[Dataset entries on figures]

┌────────

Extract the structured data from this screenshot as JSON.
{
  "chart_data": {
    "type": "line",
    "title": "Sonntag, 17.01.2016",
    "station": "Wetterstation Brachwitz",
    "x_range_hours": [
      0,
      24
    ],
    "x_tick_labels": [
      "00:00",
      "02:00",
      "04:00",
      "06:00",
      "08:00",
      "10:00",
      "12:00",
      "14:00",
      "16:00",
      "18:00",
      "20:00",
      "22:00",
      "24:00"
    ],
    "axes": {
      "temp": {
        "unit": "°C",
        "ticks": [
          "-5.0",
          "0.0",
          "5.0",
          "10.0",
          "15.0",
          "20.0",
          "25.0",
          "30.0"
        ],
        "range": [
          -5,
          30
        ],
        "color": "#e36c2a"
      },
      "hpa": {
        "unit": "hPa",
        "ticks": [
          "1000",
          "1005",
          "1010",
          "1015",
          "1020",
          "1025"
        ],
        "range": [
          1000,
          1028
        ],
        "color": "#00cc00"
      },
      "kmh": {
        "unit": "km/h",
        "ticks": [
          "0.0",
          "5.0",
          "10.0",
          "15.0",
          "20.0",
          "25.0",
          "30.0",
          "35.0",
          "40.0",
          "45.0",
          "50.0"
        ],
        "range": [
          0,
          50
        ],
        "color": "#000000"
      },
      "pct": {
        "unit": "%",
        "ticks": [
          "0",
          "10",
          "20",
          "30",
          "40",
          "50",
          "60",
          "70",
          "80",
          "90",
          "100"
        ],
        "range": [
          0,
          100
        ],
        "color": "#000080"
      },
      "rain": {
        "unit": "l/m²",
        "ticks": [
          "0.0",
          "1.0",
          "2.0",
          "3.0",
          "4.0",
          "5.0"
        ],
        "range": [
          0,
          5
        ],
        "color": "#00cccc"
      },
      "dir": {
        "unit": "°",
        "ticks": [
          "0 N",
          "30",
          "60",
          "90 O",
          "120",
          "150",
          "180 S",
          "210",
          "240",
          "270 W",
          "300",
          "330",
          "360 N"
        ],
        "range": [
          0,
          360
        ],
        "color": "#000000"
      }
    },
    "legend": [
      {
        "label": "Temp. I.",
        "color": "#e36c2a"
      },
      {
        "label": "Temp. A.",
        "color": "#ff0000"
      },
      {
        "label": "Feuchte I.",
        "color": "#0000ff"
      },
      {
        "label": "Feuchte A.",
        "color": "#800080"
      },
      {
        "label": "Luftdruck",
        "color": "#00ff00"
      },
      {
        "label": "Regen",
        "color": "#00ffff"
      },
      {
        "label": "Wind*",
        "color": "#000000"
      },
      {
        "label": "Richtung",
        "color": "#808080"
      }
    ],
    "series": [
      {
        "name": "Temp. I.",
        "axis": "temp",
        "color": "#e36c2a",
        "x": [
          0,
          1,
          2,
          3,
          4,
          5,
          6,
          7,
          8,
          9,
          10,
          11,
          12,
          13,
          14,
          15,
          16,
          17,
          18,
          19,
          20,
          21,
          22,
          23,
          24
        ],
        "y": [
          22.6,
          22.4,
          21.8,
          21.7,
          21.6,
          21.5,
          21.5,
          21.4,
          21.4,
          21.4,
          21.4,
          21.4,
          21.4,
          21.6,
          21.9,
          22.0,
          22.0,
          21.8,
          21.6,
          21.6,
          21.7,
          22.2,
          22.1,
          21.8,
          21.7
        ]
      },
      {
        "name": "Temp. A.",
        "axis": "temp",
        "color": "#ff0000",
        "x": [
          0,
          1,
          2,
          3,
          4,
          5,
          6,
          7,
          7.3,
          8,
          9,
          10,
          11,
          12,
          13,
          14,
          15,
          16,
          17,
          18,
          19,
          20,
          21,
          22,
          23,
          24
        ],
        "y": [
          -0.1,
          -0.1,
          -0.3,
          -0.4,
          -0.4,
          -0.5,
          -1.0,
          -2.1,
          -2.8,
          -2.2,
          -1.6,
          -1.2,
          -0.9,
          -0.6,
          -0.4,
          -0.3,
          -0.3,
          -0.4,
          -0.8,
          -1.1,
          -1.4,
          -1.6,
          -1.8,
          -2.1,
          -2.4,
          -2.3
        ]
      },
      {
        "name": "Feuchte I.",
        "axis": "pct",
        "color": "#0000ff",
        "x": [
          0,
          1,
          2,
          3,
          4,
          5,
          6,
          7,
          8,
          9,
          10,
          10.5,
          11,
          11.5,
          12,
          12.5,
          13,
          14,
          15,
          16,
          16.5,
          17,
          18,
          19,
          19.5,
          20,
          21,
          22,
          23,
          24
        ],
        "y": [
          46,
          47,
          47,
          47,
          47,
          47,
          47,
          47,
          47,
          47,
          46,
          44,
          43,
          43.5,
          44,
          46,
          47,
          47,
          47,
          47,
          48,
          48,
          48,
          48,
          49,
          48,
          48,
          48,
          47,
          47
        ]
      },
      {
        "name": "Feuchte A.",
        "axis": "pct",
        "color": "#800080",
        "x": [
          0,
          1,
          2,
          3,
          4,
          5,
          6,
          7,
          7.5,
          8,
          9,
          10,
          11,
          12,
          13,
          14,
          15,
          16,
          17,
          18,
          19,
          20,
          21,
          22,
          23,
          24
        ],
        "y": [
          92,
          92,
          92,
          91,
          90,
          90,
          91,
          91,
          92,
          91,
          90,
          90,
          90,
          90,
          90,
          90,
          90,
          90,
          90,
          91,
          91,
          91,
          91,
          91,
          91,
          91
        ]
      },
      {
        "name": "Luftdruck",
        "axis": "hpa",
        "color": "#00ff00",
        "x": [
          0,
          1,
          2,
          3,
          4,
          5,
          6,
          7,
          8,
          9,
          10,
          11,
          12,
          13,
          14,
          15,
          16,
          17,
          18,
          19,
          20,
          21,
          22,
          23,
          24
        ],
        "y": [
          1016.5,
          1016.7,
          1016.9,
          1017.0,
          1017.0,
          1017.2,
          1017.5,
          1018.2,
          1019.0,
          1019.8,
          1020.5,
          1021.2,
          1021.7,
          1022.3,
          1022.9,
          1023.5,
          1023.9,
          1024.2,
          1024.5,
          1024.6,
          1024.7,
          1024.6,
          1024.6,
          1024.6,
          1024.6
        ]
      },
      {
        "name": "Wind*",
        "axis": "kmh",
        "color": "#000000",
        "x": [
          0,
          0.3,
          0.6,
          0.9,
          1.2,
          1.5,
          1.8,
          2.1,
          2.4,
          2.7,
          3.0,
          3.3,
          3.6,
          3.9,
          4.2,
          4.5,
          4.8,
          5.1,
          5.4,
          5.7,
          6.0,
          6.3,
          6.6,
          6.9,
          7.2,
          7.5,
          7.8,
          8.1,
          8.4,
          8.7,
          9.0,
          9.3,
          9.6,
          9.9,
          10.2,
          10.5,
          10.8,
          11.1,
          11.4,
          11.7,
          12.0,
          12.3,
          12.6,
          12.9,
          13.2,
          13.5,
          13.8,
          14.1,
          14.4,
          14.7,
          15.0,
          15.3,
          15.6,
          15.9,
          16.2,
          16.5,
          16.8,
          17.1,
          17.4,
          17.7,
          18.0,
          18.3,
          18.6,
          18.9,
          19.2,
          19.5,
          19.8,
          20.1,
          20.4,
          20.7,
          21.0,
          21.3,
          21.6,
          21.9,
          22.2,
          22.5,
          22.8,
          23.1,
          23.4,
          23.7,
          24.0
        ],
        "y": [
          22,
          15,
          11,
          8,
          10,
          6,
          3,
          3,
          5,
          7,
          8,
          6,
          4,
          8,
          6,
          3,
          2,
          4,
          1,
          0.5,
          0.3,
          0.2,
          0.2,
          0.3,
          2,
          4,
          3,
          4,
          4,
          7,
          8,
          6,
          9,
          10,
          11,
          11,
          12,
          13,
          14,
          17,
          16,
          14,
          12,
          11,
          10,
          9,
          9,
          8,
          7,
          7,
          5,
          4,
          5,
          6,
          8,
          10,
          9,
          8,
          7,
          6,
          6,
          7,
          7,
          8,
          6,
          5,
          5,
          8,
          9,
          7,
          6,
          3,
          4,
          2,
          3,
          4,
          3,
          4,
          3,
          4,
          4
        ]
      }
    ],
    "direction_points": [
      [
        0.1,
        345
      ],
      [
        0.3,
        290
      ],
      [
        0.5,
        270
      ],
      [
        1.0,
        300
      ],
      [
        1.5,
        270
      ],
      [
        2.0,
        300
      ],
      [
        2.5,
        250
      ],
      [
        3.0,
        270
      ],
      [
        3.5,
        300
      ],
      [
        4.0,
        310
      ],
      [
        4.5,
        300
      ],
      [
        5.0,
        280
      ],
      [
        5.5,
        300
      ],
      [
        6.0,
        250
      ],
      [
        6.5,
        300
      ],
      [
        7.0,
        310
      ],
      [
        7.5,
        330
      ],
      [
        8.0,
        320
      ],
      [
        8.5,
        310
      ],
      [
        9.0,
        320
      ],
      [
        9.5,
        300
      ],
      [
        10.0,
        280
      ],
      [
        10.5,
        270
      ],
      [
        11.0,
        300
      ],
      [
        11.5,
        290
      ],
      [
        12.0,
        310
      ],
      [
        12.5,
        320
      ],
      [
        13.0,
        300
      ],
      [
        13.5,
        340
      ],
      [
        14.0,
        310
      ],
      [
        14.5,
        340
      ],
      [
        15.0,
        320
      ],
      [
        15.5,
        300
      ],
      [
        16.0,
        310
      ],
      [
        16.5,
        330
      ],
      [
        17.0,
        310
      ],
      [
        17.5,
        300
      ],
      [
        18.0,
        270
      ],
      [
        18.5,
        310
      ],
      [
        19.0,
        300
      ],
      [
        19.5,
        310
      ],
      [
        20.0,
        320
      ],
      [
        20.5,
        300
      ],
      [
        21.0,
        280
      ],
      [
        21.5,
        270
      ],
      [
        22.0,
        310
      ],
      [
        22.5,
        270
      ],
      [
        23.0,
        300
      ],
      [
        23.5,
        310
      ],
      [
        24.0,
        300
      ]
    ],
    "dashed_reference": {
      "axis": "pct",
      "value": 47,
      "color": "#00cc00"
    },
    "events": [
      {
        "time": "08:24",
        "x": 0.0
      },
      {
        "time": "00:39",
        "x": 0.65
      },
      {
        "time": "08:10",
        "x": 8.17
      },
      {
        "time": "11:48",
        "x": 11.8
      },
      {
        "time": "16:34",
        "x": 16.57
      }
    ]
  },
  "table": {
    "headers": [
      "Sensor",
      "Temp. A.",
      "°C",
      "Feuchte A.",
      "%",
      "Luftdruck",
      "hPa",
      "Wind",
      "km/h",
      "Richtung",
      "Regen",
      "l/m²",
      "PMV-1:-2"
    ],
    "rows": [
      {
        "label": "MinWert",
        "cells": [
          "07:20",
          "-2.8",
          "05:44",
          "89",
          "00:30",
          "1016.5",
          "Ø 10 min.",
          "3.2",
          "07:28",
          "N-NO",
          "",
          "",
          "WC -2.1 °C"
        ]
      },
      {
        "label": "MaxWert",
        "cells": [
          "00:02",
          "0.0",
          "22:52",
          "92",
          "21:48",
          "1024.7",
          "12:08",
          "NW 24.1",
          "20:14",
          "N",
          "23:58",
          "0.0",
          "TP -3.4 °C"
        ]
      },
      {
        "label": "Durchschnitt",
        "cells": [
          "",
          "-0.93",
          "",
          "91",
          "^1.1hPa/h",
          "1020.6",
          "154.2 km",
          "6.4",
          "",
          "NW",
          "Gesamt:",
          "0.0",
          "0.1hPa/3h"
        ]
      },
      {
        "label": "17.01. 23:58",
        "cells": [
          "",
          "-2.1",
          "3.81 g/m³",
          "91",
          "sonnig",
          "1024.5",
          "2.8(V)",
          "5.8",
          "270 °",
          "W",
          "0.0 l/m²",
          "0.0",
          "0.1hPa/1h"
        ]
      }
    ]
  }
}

└────────

YOUR INSTRUCTIONS >>
Check each line above for "axis" and return the ones that have it.

RESULT FOR THIS EXERCISE >>
        "axis": "temp",
        "axis": "temp",
        "axis": "pct",
        "axis": "pct",
        "axis": "hpa",
        "axis": "kmh",
      "axis": "pct",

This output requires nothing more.